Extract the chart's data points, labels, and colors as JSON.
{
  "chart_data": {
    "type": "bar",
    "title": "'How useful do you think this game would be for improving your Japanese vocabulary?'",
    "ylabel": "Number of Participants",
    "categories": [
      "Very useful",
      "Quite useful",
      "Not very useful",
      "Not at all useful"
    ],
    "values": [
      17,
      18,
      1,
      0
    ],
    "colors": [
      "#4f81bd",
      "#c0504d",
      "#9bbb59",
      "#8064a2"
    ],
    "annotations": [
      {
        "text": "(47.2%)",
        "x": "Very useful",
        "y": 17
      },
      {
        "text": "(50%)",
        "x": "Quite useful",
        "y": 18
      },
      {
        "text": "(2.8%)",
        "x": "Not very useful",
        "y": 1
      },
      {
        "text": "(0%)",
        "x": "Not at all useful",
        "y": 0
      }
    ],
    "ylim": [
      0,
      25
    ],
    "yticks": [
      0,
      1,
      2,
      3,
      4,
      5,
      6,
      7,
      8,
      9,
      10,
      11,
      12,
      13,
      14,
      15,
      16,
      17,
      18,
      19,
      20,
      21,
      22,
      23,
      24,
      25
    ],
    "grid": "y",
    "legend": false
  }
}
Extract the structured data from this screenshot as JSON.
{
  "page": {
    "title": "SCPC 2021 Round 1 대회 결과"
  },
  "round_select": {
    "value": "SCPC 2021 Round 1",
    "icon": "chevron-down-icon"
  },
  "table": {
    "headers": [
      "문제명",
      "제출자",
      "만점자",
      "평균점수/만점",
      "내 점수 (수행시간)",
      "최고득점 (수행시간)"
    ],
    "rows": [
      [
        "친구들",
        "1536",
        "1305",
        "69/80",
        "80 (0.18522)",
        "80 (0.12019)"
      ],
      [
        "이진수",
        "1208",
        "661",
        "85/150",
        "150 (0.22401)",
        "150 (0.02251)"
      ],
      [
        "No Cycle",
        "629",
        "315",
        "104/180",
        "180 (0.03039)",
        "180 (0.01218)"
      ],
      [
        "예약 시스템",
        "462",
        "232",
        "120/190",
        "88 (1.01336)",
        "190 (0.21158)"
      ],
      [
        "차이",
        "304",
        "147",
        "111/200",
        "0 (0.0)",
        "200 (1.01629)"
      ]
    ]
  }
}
══════
**Short task**
Exactly how many lines contain "JSON"? State the number and nothing else.

**Answer to this problem**
2